> [Directive]: Gather every line in the entries below that contains the string "header", and copy each of those lines in full.

[Entries with item positions]
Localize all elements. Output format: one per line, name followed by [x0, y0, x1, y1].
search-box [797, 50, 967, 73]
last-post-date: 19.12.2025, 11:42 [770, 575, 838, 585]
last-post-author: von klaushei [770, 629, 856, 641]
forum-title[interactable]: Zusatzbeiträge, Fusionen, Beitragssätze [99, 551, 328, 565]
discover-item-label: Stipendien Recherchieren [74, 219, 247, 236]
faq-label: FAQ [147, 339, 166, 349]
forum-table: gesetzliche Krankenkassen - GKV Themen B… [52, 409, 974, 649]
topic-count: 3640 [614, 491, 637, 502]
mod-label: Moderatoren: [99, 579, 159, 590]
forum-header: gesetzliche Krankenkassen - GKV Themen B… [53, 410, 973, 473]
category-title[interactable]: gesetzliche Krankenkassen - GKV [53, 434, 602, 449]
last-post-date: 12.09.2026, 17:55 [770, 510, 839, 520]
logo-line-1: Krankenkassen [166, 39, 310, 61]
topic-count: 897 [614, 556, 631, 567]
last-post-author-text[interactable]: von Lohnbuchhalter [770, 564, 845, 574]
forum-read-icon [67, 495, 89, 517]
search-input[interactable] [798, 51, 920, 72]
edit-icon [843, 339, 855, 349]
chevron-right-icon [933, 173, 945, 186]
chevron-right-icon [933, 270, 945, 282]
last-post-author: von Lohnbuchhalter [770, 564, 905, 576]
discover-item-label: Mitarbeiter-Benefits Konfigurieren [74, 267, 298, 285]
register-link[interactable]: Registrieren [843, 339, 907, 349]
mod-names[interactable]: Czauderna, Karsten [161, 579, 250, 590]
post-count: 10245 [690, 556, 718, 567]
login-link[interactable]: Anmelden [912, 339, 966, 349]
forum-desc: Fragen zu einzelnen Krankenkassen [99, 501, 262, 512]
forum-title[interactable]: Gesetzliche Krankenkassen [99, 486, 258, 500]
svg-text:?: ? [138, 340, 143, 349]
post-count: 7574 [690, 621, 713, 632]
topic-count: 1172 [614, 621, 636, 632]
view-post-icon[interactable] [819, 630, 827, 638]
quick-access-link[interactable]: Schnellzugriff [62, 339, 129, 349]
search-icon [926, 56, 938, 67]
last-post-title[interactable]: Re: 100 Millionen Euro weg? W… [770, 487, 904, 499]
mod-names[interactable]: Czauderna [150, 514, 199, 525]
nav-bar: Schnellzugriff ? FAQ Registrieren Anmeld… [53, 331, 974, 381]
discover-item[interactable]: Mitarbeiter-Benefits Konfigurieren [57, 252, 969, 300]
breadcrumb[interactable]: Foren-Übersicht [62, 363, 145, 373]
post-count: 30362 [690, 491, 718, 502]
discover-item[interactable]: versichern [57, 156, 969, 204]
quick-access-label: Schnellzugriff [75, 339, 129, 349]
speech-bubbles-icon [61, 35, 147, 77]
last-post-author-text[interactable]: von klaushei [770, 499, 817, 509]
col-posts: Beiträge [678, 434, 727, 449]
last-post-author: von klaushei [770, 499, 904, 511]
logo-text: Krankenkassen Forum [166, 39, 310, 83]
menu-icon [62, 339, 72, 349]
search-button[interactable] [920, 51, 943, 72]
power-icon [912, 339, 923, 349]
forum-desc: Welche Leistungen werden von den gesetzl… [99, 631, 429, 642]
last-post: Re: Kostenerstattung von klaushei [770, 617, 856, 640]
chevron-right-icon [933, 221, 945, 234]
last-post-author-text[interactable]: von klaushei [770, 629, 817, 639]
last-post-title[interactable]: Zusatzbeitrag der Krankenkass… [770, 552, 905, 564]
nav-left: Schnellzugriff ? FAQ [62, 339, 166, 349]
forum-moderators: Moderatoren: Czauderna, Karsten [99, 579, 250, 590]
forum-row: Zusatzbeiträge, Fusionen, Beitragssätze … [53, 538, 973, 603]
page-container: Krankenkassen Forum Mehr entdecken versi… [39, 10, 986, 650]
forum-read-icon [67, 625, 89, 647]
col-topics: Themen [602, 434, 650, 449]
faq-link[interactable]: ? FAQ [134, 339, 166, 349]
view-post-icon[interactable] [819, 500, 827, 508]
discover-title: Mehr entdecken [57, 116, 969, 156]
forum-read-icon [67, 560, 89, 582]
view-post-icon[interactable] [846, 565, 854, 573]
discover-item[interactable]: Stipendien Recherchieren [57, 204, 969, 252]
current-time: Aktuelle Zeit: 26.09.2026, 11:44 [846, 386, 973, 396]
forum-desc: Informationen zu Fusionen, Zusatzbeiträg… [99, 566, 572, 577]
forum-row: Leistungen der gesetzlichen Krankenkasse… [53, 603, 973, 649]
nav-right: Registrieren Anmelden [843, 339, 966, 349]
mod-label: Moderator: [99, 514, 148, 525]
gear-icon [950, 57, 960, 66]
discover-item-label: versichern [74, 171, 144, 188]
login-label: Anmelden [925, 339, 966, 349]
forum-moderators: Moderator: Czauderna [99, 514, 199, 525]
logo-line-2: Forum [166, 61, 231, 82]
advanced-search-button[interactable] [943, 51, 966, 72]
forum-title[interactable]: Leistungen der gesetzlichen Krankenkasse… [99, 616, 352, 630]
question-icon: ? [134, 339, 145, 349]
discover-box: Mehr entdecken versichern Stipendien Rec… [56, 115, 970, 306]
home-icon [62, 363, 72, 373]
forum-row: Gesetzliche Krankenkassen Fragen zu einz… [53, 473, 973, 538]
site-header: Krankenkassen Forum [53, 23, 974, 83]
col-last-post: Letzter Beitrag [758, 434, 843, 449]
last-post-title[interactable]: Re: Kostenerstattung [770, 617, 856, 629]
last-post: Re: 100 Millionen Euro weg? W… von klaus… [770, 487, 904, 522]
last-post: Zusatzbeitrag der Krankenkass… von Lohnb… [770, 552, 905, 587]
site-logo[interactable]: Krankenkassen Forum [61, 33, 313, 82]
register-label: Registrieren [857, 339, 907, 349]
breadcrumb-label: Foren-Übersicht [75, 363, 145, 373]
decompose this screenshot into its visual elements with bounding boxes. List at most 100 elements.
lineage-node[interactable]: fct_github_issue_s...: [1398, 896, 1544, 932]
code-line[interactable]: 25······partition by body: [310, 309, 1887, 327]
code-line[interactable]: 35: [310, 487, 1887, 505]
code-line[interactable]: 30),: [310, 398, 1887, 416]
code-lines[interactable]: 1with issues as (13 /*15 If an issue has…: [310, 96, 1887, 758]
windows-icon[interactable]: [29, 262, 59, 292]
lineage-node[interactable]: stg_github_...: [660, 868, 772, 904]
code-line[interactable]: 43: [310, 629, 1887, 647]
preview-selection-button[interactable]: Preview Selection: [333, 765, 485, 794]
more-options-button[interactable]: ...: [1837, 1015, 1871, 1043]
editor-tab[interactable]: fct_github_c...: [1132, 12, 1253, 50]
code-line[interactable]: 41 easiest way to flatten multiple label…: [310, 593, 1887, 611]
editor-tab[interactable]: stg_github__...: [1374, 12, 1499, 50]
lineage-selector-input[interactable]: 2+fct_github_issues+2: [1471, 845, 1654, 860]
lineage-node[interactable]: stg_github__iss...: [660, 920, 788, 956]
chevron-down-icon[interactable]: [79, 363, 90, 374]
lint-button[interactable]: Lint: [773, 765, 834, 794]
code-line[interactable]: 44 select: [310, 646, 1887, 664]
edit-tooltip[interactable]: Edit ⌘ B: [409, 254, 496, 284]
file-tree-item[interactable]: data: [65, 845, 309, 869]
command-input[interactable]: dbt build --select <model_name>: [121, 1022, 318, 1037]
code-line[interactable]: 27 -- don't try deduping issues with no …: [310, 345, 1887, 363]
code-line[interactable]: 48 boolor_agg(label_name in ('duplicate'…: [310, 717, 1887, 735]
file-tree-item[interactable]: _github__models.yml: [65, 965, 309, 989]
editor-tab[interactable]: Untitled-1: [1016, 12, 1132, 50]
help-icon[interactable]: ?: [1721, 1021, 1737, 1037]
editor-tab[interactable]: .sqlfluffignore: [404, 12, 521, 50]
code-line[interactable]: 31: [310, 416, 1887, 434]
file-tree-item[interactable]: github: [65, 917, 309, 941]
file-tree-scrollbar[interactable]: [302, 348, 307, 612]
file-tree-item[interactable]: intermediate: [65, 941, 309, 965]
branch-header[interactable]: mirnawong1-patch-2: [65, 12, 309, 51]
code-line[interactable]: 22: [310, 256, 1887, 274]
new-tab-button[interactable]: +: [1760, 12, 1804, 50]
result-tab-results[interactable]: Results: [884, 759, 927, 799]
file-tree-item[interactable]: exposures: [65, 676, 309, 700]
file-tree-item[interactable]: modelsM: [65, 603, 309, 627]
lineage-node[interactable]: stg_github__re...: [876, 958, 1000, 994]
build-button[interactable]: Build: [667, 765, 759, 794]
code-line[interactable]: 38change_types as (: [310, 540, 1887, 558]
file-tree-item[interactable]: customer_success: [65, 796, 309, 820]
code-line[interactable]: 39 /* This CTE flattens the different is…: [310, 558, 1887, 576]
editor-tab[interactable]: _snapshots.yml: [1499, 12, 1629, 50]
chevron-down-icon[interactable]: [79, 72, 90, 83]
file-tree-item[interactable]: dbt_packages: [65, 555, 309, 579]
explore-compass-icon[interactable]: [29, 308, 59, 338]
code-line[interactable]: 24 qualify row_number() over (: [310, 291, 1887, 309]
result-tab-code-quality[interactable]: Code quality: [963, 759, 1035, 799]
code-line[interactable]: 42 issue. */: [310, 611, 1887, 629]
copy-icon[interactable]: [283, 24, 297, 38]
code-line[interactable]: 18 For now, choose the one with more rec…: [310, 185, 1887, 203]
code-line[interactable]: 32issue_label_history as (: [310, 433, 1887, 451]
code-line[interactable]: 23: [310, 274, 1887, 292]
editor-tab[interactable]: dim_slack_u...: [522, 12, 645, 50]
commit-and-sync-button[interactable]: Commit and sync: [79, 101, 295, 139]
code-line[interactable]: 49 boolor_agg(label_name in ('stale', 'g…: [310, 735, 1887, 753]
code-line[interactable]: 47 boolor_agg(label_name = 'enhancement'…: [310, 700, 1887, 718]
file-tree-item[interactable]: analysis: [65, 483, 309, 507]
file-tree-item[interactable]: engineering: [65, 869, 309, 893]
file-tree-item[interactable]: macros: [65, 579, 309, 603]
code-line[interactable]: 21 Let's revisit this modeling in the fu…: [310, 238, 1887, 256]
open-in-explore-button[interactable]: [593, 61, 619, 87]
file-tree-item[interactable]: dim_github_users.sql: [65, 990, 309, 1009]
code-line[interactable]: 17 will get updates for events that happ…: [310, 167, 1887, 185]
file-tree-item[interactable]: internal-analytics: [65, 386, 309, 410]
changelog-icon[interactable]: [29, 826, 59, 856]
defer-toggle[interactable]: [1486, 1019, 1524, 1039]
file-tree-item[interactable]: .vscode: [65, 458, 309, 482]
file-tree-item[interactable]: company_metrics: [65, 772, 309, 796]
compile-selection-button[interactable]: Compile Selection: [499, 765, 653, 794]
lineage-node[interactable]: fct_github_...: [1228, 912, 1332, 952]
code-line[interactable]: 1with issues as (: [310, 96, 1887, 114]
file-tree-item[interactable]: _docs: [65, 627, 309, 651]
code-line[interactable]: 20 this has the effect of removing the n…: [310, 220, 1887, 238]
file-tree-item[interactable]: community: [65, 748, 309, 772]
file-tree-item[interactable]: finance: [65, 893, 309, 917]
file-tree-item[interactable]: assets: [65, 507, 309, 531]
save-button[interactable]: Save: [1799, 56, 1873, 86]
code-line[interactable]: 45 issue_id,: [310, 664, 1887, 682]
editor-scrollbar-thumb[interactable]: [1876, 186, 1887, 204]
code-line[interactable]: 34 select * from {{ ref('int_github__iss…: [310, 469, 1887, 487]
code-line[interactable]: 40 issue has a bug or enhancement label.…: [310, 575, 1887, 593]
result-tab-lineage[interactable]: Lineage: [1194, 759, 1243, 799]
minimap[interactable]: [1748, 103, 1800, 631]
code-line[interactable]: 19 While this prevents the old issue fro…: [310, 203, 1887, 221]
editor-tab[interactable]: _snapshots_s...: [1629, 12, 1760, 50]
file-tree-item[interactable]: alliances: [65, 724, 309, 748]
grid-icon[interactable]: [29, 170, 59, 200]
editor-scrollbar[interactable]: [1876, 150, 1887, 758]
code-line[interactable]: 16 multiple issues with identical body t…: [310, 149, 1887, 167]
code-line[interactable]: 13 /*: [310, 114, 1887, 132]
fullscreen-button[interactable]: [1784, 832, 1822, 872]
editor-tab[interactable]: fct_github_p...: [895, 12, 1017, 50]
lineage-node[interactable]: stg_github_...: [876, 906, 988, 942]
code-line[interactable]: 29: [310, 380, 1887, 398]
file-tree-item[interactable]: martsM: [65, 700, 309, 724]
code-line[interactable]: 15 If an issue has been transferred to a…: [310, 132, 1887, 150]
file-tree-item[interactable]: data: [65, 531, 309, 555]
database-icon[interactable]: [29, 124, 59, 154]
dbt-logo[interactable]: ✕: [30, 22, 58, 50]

> [Solution]:
forum-header: gesetzliche Krankenkassen - GKV Themen B… [53, 410, 973, 473]
site-header: Krankenkassen Forum [53, 23, 974, 83]
branch-header[interactable]: mirnawong1-patch-2: [65, 12, 309, 51]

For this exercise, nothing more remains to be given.